* Instructions for the task
Gather from the listing below each line that includes the word "data", and copy it.
********************
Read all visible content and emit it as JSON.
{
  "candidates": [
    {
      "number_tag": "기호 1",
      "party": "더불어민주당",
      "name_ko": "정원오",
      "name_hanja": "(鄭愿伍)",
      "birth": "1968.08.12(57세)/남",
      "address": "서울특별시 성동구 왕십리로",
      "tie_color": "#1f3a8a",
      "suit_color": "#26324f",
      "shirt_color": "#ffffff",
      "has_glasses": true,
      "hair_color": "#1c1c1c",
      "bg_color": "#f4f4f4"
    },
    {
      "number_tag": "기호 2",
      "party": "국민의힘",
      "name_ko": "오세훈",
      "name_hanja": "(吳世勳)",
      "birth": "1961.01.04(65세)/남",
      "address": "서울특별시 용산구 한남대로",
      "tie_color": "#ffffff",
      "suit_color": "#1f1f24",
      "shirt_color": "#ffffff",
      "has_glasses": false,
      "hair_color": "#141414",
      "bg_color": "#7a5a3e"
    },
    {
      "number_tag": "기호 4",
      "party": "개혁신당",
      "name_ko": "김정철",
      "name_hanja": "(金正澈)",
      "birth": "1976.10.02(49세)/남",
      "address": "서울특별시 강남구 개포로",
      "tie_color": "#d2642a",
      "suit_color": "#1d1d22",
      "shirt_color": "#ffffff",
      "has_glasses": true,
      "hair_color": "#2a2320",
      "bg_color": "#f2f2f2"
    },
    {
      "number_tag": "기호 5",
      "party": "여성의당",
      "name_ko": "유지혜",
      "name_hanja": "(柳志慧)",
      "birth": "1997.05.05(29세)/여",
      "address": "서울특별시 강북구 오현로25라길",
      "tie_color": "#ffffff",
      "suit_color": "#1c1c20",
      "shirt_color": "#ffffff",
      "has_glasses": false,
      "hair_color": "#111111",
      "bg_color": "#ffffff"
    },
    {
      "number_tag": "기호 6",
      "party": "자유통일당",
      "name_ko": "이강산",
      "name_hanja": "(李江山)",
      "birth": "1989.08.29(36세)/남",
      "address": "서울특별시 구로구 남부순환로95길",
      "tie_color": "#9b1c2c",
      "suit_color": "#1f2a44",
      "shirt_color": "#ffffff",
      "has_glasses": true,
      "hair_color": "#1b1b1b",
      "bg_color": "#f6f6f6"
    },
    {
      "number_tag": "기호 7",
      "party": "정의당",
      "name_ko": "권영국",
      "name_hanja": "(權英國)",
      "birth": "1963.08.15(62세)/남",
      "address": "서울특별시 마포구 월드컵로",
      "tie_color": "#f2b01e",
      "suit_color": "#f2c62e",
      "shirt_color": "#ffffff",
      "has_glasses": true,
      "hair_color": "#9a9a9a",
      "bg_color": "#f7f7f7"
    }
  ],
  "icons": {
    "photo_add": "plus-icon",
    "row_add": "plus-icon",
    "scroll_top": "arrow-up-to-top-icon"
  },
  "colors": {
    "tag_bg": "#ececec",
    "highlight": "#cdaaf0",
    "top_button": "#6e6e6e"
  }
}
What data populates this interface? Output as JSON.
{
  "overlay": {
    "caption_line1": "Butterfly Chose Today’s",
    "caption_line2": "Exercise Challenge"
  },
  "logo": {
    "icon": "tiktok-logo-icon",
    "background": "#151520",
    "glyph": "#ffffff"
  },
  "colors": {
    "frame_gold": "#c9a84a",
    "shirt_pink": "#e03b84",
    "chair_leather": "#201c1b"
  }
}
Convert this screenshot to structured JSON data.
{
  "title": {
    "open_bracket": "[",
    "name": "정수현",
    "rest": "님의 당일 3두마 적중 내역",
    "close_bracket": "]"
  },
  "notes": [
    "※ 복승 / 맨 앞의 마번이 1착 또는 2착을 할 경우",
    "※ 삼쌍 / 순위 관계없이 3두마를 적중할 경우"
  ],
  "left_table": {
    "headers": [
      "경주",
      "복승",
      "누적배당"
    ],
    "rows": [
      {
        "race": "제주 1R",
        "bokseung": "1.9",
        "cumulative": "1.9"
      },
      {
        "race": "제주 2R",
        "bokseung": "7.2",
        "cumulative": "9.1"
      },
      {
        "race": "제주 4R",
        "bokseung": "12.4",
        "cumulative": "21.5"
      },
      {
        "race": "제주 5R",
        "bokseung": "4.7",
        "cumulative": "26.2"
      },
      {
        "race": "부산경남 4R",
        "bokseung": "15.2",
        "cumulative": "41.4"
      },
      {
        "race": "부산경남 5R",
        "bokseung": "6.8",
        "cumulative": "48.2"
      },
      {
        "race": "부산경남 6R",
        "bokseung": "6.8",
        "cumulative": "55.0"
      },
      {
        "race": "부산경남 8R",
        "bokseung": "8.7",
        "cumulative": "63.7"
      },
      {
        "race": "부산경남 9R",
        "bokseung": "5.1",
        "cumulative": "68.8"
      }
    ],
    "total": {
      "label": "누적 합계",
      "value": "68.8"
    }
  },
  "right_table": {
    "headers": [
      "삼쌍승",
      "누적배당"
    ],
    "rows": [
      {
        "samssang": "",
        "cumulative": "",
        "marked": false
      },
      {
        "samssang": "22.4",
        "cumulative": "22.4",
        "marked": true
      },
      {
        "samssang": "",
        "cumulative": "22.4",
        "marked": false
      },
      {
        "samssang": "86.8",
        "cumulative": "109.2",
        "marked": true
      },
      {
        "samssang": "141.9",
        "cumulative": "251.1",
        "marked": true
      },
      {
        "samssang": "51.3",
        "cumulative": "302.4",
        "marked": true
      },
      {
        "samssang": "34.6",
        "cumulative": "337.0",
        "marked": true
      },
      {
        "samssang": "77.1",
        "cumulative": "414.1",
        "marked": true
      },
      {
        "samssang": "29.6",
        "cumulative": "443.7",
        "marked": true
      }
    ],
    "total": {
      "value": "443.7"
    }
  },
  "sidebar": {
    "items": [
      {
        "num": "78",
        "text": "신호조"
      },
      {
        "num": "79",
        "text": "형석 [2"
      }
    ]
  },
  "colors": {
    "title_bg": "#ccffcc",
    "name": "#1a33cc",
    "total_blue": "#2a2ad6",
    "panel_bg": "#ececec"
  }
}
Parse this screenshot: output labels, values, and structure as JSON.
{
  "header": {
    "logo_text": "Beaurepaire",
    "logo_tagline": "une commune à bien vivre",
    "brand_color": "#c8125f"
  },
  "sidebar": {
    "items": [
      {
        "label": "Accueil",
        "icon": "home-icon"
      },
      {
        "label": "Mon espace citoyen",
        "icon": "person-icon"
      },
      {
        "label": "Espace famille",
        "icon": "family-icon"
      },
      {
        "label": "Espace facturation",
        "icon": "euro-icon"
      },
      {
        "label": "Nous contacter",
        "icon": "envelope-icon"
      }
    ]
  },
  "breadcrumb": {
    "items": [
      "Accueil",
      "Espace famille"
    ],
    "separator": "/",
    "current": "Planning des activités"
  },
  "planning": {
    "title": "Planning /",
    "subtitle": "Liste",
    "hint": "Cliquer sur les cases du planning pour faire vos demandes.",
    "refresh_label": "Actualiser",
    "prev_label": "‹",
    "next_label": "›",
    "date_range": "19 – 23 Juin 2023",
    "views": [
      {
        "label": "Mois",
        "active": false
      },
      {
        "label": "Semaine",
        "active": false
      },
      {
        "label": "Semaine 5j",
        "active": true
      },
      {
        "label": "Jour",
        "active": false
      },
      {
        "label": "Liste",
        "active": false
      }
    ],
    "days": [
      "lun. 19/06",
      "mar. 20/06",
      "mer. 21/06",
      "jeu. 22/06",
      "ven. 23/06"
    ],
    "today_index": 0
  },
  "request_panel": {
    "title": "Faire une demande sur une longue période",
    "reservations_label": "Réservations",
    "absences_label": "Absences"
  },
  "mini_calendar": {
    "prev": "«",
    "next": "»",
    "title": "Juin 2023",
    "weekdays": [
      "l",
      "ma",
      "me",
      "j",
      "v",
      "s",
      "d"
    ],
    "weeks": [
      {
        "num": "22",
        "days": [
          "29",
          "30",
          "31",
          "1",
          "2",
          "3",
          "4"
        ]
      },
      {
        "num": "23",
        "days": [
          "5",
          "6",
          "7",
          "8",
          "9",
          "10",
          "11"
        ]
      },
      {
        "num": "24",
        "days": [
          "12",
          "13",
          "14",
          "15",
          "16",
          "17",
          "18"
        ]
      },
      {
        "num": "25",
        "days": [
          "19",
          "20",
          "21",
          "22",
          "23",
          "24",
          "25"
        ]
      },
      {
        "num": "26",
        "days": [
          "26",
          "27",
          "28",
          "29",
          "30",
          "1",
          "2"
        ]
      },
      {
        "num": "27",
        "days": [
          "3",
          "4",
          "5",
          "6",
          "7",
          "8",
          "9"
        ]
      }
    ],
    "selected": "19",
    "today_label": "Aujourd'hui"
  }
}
********************
* Result for this exercise
What data populates this interface? Output as JSON.
Convert this screenshot to structured JSON data.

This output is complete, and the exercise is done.